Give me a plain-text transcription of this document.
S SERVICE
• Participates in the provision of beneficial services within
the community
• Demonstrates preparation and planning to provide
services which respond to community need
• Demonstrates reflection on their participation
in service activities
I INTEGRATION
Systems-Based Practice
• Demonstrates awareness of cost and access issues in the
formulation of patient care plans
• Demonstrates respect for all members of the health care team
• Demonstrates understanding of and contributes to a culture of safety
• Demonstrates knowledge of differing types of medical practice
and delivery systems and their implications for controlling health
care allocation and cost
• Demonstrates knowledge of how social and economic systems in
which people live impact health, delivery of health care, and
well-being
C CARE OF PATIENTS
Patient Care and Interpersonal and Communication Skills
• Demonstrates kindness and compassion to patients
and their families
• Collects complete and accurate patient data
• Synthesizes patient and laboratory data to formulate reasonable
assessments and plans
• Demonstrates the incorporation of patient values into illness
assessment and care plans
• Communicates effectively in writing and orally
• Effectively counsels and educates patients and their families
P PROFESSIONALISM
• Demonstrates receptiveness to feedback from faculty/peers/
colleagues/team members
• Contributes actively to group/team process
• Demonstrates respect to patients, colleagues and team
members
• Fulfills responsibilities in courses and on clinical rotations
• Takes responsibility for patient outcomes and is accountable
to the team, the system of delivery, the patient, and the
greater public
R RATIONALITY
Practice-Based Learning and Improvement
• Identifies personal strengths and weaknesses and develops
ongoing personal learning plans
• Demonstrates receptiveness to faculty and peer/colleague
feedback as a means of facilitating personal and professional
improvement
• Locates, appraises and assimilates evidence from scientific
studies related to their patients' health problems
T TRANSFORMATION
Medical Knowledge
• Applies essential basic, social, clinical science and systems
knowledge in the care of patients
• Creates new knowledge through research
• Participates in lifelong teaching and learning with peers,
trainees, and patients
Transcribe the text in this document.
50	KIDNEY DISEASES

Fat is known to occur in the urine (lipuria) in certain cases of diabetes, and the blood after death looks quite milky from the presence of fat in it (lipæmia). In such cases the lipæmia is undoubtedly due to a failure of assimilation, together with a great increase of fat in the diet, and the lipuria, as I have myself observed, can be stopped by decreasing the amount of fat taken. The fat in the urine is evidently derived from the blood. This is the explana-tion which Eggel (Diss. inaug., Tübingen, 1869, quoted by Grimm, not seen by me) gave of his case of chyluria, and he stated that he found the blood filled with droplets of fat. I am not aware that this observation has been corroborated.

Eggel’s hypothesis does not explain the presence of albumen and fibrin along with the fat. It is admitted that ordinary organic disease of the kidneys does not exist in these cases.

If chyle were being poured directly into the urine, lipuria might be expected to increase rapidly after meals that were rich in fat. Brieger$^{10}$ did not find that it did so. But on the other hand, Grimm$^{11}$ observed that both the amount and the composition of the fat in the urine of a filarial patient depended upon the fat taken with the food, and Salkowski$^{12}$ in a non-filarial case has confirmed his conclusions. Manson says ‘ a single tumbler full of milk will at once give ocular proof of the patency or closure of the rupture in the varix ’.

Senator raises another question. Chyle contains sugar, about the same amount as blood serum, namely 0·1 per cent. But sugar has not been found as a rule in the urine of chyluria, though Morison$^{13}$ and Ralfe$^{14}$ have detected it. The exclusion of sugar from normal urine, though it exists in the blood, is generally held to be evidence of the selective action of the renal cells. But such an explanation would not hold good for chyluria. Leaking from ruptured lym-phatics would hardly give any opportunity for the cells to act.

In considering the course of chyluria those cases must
#####
ABOUT THIS TASK
Once you have read the entries above, copy them out exactly as they were given.

ANSWER BOX
Give me a plain-text transcription of this document.
S SERVICE
• Participates in the provision of beneficial services within
the community
• Demonstrates preparation and planning to provide
services which respond to community need
• Demonstrates reflection on their participation
in service activities
I INTEGRATION
Systems-Based Practice
• Demonstrates awareness of cost and access issues in the
formulation of patient care plans
• Demonstrates respect for all members of the health care team
• Demonstrates understanding of and contributes to a culture of safety
• Demonstrates knowledge of differing types of medical practice
and delivery systems and their implications for controlling health
care allocation and cost
• Demonstrates knowledge of how social and economic systems in
which people live impact health, delivery of health care, and
well-being
C CARE OF PATIENTS
Patient Care and Interpersonal and Communication Skills
• Demonstrates kindness and compassion to patients
and their families
• Collects complete and accurate patient data
• Synthesizes patient and laboratory data to formulate reasonable
assessments and plans
• Demonstrates the incorporation of patient values into illness
assessment and care plans
• Communicates effectively in writing and orally
• Effectively counsels and educates patients and their families
P PROFESSIONALISM
• Demonstrates receptiveness to feedback from faculty/peers/
colleagues/team members
• Contributes actively to group/team process
• Demonstrates respect to patients, colleagues and team
members
• Fulfills responsibilities in courses and on clinical rotations
• Takes responsibility for patient outcomes and is accountable
to the team, the system of delivery, the patient, and the
greater public
R RATIONALITY
Practice-Based Learning and Improvement
• Identifies personal strengths and weaknesses and develops
ongoing personal learning plans
• Demonstrates receptiveness to faculty and peer/colleague
feedback as a means of facilitating personal and professional
improvement
• Locates, appraises and assimilates evidence from scientific
studies related to their patients' health problems
T TRANSFORMATION
Medical Knowledge
• Applies essential basic, social, clinical science and systems
knowledge in the care of patients
• Creates new knowledge through research
• Participates in lifelong teaching and learning with peers,
trainees, and patients
Transcribe the text in this document.
50	KIDNEY DISEASES

Fat is known to occur in the urine (lipuria) in certain cases of diabetes, and the blood after death looks quite milky from the presence of fat in it (lipæmia). In such cases the lipæmia is undoubtedly due to a failure of assimilation, together with a great increase of fat in the diet, and the lipuria, as I have myself observed, can be stopped by decreasing the amount of fat taken. The fat in the urine is evidently derived from the blood. This is the explana-tion which Eggel (Diss. inaug., Tübingen, 1869, quoted by Grimm, not seen by me) gave of his case of chyluria, and he stated that he found the blood filled with droplets of fat. I am not aware that this observation has been corroborated.

Eggel’s hypothesis does not explain the presence of albumen and fibrin along with the fat. It is admitted that ordinary organic disease of the kidneys does not exist in these cases.

If chyle were being poured directly into the urine, lipuria might be expected to increase rapidly after meals that were rich in fat. Brieger$^{10}$ did not find that it did so. But on the other hand, Grimm$^{11}$ observed that both the amount and the composition of the fat in the urine of a filarial patient depended upon the fat taken with the food, and Salkowski$^{12}$ in a non-filarial case has confirmed his conclusions. Manson says ‘ a single tumbler full of milk will at once give ocular proof of the patency or closure of the rupture in the varix ’.

Senator raises another question. Chyle contains sugar, about the same amount as blood serum, namely 0·1 per cent. But sugar has not been found as a rule in the urine of chyluria, though Morison$^{13}$ and Ralfe$^{14}$ have detected it. The exclusion of sugar from normal urine, though it exists in the blood, is generally held to be evidence of the selective action of the renal cells. But such an explanation would not hold good for chyluria. Leaking from ruptured lym-phatics would hardly give any opportunity for the cells to act.

In considering the course of chyluria those cases must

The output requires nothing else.